** Start **
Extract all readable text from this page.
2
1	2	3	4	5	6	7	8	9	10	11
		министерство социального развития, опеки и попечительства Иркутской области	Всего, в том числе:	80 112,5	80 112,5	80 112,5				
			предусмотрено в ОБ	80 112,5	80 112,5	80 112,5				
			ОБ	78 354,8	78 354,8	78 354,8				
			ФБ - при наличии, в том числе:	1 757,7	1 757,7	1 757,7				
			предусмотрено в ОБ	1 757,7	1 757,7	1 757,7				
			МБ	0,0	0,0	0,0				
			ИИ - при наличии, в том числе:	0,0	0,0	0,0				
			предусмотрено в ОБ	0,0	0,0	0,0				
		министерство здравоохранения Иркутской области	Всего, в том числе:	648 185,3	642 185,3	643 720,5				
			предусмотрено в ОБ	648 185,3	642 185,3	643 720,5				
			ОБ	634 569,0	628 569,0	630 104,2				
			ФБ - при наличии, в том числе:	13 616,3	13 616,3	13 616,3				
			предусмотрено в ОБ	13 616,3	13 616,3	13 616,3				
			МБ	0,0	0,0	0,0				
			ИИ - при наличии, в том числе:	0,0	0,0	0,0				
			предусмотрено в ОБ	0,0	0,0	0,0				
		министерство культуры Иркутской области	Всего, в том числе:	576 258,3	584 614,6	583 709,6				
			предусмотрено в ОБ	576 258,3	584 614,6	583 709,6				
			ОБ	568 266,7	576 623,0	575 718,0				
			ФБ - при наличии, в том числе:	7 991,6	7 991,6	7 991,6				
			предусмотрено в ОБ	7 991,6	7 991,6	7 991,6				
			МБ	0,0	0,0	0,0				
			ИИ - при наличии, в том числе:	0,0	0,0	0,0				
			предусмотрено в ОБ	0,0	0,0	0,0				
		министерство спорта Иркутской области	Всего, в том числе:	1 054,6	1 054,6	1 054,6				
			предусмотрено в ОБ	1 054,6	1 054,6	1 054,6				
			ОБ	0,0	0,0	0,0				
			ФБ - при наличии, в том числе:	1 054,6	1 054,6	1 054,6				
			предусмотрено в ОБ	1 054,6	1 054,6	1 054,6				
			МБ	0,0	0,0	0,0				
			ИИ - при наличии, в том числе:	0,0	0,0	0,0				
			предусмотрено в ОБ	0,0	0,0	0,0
** End **
> _Aim of the exercise_:
Extract all lines as given.

> _Exercise output_:
Extract all readable text from this page.
2
1	2	3	4	5	6	7	8	9	10	11
		министерство социального развития, опеки и попечительства Иркутской области	Всего, в том числе:	80 112,5	80 112,5	80 112,5				
			предусмотрено в ОБ	80 112,5	80 112,5	80 112,5				
			ОБ	78 354,8	78 354,8	78 354,8				
			ФБ - при наличии, в том числе:	1 757,7	1 757,7	1 757,7				
			предусмотрено в ОБ	1 757,7	1 757,7	1 757,7				
			МБ	0,0	0,0	0,0				
			ИИ - при наличии, в том числе:	0,0	0,0	0,0				
			предусмотрено в ОБ	0,0	0,0	0,0				
		министерство здравоохранения Иркутской области	Всего, в том числе:	648 185,3	642 185,3	643 720,5				
			предусмотрено в ОБ	648 185,3	642 185,3	643 720,5				
			ОБ	634 569,0	628 569,0	630 104,2				
			ФБ - при наличии, в том числе:	13 616,3	13 616,3	13 616,3				
			предусмотрено в ОБ	13 616,3	13 616,3	13 616,3				
			МБ	0,0	0,0	0,0				
			ИИ - при наличии, в том числе:	0,0	0,0	0,0				
			предусмотрено в ОБ	0,0	0,0	0,0				
		министерство культуры Иркутской области	Всего, в том числе:	576 258,3	584 614,6	583 709,6				
			предусмотрено в ОБ	576 258,3	584 614,6	583 709,6				
			ОБ	568 266,7	576 623,0	575 718,0				
			ФБ - при наличии, в том числе:	7 991,6	7 991,6	7 991,6				
			предусмотрено в ОБ	7 991,6	7 991,6	7 991,6				
			МБ	0,0	0,0	0,0				
			ИИ - при наличии, в том числе:	0,0	0,0	0,0				
			предусмотрено в ОБ	0,0	0,0	0,0				
		министерство спорта Иркутской области	Всего, в том числе:	1 054,6	1 054,6	1 054,6				
			предусмотрено в ОБ	1 054,6	1 054,6	1 054,6				
			ОБ	0,0	0,0	0,0				
			ФБ - при наличии, в том числе:	1 054,6	1 054,6	1 054,6				
			предусмотрено в ОБ	1 054,6	1 054,6	1 054,6				
			МБ	0,0	0,0	0,0				
			ИИ - при наличии, в том числе:	0,0	0,0	0,0				
			предусмотрено в ОБ	0,0	0,0	0,0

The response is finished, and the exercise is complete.